**Exercise requirements**: Report all lines from the entries below in which "February" appears.

Figure record listings:

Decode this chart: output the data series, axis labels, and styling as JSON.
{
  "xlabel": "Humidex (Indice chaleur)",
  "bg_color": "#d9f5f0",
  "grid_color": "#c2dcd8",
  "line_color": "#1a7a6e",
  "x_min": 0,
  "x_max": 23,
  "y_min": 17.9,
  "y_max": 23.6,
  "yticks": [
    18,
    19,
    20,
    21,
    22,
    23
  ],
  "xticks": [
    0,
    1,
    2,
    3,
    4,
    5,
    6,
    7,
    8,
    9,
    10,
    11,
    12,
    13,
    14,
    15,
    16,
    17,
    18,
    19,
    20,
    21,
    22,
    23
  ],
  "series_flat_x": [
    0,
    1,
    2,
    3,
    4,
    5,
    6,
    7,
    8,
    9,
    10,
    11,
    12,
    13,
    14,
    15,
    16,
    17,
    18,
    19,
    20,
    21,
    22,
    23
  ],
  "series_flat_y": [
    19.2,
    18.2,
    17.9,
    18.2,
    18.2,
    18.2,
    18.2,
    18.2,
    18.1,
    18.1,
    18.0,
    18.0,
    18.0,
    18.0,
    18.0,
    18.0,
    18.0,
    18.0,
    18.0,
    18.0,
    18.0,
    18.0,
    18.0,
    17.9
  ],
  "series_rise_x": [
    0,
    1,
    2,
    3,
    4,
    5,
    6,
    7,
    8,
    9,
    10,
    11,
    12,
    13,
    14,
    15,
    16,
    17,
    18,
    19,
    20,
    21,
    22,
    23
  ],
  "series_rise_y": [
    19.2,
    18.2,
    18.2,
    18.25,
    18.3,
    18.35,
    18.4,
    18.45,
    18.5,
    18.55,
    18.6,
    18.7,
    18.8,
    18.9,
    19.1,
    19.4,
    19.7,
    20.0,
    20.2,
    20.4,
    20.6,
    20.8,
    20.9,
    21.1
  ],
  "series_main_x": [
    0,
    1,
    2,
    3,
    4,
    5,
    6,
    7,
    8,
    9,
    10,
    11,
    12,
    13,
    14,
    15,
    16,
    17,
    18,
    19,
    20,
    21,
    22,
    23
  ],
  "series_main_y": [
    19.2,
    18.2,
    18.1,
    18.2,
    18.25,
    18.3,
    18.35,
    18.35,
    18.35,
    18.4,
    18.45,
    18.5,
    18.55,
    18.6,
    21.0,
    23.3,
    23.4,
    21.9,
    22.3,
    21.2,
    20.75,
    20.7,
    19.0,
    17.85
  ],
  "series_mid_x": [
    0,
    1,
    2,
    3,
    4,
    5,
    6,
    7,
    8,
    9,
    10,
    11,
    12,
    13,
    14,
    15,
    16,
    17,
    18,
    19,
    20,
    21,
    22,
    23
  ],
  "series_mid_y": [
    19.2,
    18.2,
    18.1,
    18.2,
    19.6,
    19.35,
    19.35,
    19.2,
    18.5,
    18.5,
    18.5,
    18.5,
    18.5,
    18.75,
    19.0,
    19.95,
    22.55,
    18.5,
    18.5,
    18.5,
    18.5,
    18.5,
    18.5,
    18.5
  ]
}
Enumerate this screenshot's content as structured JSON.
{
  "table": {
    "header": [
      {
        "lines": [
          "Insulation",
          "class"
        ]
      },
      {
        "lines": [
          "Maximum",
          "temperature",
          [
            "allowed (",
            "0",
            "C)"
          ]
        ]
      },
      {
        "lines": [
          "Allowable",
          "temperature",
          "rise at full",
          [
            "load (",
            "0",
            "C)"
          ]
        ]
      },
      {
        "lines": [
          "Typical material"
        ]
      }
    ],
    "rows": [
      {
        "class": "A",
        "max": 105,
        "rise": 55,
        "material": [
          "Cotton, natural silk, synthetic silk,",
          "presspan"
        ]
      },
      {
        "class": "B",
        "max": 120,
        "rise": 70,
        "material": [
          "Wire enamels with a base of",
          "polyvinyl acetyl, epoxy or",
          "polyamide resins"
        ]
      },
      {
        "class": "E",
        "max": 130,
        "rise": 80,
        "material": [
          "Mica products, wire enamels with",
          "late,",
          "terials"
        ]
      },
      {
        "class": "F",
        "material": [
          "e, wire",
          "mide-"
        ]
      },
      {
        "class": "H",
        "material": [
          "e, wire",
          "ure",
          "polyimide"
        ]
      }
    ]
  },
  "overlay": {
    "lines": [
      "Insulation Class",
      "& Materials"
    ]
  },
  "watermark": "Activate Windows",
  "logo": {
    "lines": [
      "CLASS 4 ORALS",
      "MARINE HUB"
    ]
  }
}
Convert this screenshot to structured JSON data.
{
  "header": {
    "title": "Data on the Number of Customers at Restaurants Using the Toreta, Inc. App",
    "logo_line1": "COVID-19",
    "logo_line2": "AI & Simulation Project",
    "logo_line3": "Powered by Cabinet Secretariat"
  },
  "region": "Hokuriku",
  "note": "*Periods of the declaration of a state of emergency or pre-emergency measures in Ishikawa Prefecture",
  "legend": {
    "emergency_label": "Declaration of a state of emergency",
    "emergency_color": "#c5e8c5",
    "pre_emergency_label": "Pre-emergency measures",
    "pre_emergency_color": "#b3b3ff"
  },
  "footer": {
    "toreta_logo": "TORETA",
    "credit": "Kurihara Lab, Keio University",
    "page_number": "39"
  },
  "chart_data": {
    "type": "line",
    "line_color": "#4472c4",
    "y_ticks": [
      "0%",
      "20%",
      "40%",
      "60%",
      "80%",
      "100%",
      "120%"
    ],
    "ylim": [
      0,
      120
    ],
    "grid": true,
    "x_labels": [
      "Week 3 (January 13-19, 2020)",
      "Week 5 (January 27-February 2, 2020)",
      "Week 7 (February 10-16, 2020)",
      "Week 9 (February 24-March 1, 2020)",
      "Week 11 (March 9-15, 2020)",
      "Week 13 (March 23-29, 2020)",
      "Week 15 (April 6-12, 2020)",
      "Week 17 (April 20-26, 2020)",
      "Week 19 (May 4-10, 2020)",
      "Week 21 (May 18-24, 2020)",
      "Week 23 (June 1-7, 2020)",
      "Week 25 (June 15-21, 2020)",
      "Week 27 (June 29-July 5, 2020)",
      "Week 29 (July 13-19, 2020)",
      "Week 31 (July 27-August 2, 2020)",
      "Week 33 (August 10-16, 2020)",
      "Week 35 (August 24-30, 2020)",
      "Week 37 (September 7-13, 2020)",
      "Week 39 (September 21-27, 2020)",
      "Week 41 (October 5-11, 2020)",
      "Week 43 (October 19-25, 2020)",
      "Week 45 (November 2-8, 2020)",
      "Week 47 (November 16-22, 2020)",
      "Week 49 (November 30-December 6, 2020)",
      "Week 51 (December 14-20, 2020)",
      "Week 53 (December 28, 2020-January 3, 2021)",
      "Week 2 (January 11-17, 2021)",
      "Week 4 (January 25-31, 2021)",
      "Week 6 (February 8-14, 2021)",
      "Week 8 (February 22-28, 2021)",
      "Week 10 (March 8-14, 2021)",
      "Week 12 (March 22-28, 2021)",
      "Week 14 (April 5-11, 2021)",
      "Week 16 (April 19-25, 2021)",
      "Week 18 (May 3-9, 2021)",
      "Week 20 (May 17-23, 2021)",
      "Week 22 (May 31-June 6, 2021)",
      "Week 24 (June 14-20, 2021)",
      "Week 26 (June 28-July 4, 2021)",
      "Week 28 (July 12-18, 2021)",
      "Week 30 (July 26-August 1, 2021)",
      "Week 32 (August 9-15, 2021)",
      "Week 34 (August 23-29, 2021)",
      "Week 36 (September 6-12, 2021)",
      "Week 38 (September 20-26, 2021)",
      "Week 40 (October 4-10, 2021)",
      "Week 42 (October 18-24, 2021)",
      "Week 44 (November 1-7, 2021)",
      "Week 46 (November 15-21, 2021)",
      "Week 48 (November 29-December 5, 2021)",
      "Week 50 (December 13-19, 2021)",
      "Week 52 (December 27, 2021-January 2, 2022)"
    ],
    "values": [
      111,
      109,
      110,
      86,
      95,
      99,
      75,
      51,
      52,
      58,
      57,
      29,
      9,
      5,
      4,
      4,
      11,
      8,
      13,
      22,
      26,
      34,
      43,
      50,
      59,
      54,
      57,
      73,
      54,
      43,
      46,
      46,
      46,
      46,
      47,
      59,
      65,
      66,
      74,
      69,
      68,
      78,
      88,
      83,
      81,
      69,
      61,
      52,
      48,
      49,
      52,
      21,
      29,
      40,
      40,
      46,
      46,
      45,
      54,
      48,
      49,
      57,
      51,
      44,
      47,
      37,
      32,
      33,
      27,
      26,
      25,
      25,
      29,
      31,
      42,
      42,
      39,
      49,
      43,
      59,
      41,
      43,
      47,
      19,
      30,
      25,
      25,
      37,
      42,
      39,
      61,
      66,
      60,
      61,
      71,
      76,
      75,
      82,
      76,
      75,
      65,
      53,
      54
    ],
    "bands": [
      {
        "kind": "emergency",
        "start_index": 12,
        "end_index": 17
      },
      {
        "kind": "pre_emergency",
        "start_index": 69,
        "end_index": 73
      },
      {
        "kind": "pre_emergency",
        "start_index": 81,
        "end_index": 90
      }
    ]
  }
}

**Solution to the problem**:
      "Week 5 (January 27-February 2, 2020)",
      "Week 7 (February 10-16, 2020)",
      "Week 9 (February 24-March 1, 2020)",
      "Week 6 (February 8-14, 2021)",
      "Week 8 (February 22-28, 2021)",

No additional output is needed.